** BEGIN Material shown **

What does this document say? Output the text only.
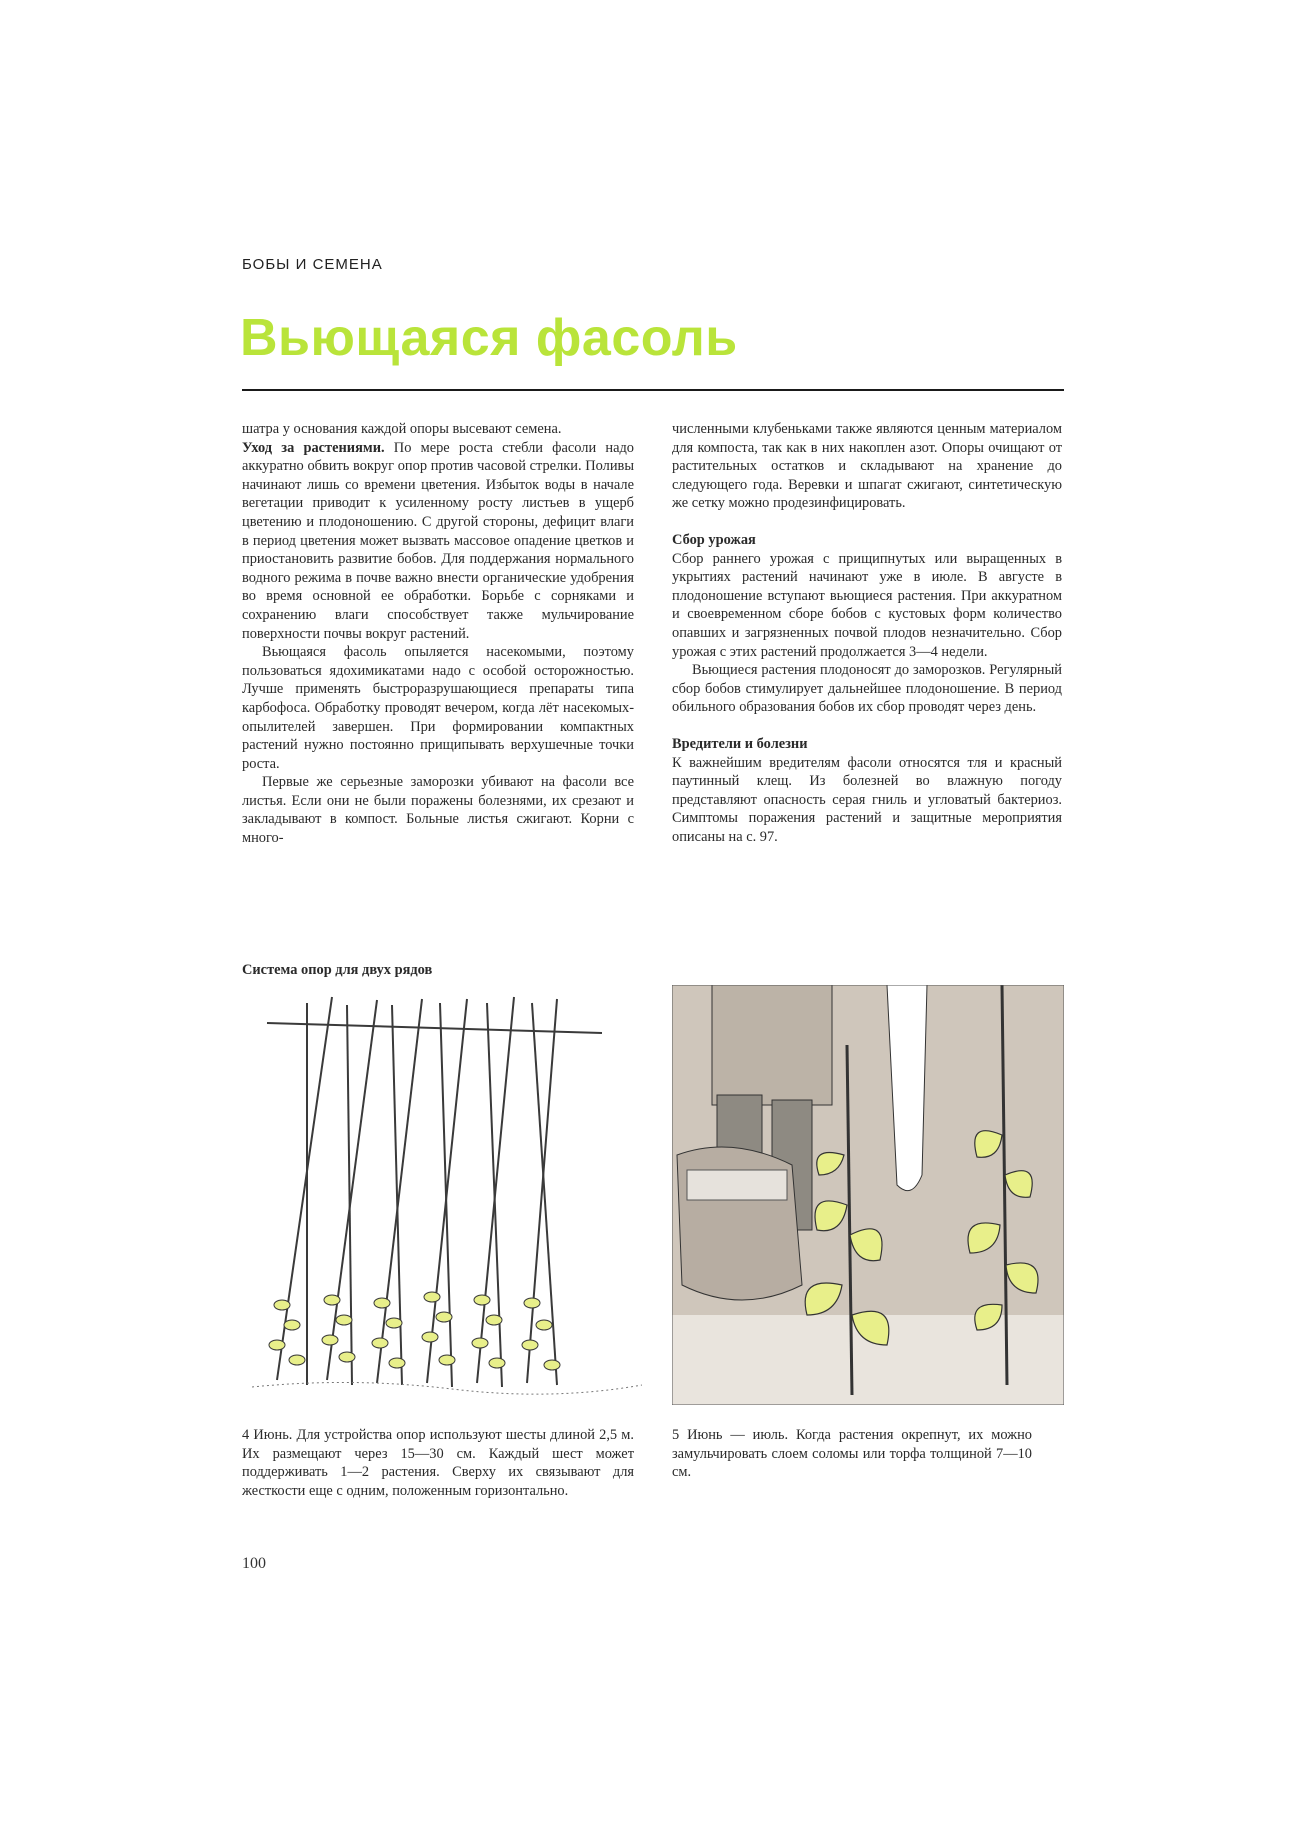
БОБЫ И СЕМЕНА
Вьющаяся фасоль

шатра у основания каждой опоры высевают семена.

Уход за растениями. По мере роста стебли фасоли надо аккуратно обвить вокруг опор против часовой стрелки. Поливы начинают лишь со времени цветения. Избыток воды в начале вегетации приводит к усиленному росту листьев в ущерб цветению и плодоношению. С другой стороны, дефицит влаги в период цветения может вызвать массовое опадение цветков и приостановить развитие бобов. Для поддержания нормального водного режима в почве важно внести органические удобрения во время основной ее обработки. Борьбе с сорняками и сохранению влаги способствует также мульчирование поверхности почвы вокруг растений.

Вьющаяся фасоль опыляется насекомыми, поэтому пользоваться ядохимикатами надо с особой осторожностью. Лучше применять быстроразрушающиеся препараты типа карбофоса. Обработку проводят вечером, когда лёт насекомых-опылителей завершен. При формировании компактных растений нужно постоянно прищипывать верхушечные точки роста.

Первые же серьезные заморозки убивают на фасоли все листья. Если они не были поражены болезнями, их срезают и закладывают в компост. Больные листья сжигают. Корни с много-

численными клубеньками также являются ценным материалом для компоста, так как в них накоплен азот. Опоры очищают от растительных остатков и складывают на хранение до следующего года. Веревки и шпагат сжигают, синтетическую же сетку можно продезинфицировать.

Сбор урожая

Сбор раннего урожая с прищипнутых или выращенных в укрытиях растений начинают уже в июле. В августе в плодоношение вступают вьющиеся растения. При аккуратном и своевременном сборе бобов с кустовых форм количество опавших и загрязненных почвой плодов незначительно. Сбор урожая с этих растений продолжается 3—4 недели.

Вьющиеся растения плодоносят до заморозков. Регулярный сбор бобов стимулирует дальнейшее плодоношение. В период обильного образования бобов их сбор проводят через день.

Вредители и болезни

К важнейшим вредителям фасоли относятся тля и красный паутинный клещ. Из болезней во влажную погоду представляют опасность серая гниль и угловатый бактериоз. Симптомы поражения растений и защитные мероприятия описаны на с. 97.

Система опор для двух рядов
4 Июнь. Для устройства опор используют шесты длиной 2,5 м. Их размещают через 15—30 см. Каждый шест может поддерживать 1—2 растения. Сверху их связывают для жесткости еще с одним, положенным горизонтально.
5 Июнь — июль. Когда растения окрепнут, их можно замульчировать слоем соломы или торфа толщиной 7—10 см.
100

** END Material shown **

* [Given request]: From the entries above, copy out every line where the string "фасоль" appears.

* [Problem solution]:
Вьющаяся фасоль
Вьющаяся фасоль опыляется насекомыми, поэтому пользоваться ядохимикатами надо с особой осторожностью. Лучше применять быстроразрушающиеся препараты типа карбофоса. Обработку проводят вечером, когда лёт насекомых-опылителей завершен. При формировании компактных растений нужно постоянно прищипывать верхушечные точки роста.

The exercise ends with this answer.